### Aim
Reproduce the entries word for word, and omit any picture you find in them.

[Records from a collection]
########################################

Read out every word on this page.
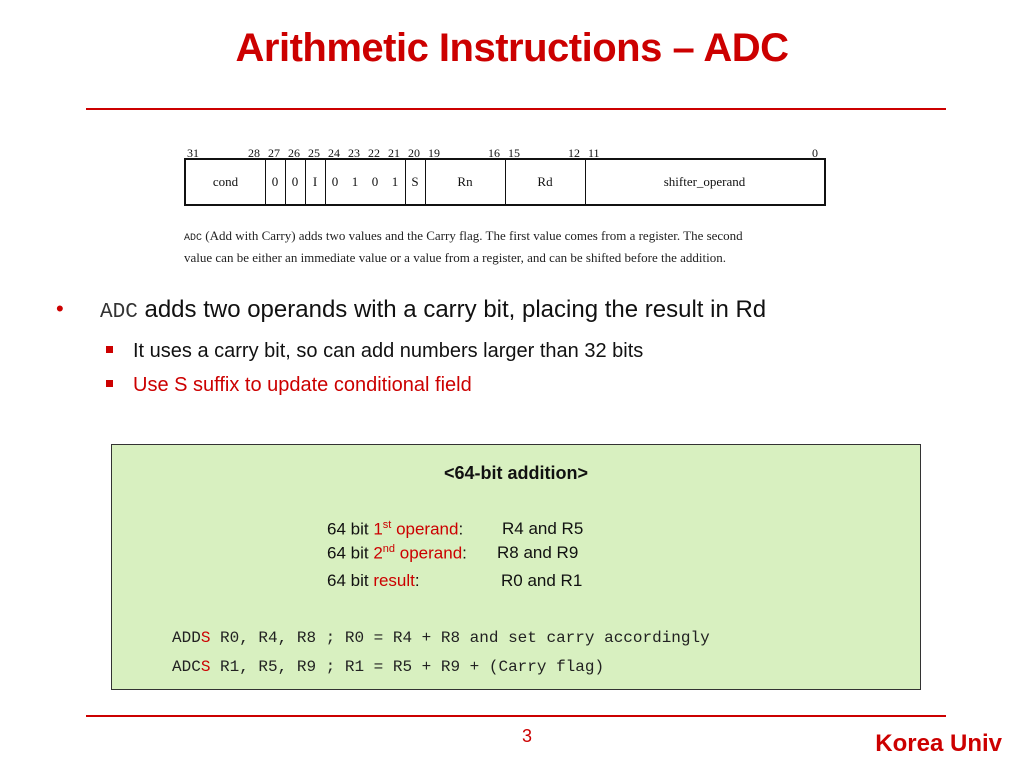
Arithmetic Instructions – ADC
31	28 27 26 25 24 23 22 21 20 19	16 15	12 11	0
cond	0	0	I	0	1	0	1	S	Rn	Rd	shifter_operand
ADC (Add with Carry) adds two values and the Carry flag. The first value comes from a register. The second
value can be either an immediate value or a value from a register, and can be shifted before the addition.
• ADC adds two operands with a carry bit, placing the result in Rd
It uses a carry bit, so can add numbers larger than 32 bits
Use S suffix to update conditional field
<64-bit addition>
64 bit 1st operand: R4 and R5
64 bit 2nd operand: R8 and R9
64 bit result:	R0 and R1
ADDS R0, R4, R8 ; R0 = R4 + R8 and set carry accordingly
ADCS R1, R5, R9 ; R1 = R5 + R9 + (Carry flag)
3	Korea Univ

########################################

### Finished exercise
Read out every word on this page.
Arithmetic Instructions – ADC
31	28 27 26 25 24 23 22 21 20 19	16 15	12 11	0
cond	0	0	I	0	1	0	1	S	Rn	Rd	shifter_operand
ADC (Add with Carry) adds two values and the Carry flag. The first value comes from a register. The second
value can be either an immediate value or a value from a register, and can be shifted before the addition.
• ADC adds two operands with a carry bit, placing the result in Rd
It uses a carry bit, so can add numbers larger than 32 bits
Use S suffix to update conditional field
<64-bit addition>
64 bit 1st operand: R4 and R5
64 bit 2nd operand: R8 and R9
64 bit result:	R0 and R1
ADDS R0, R4, R8 ; R0 = R4 + R8 and set carry accordingly
ADCS R1, R5, R9 ; R1 = R5 + R9 + (Carry flag)
3	Korea Univ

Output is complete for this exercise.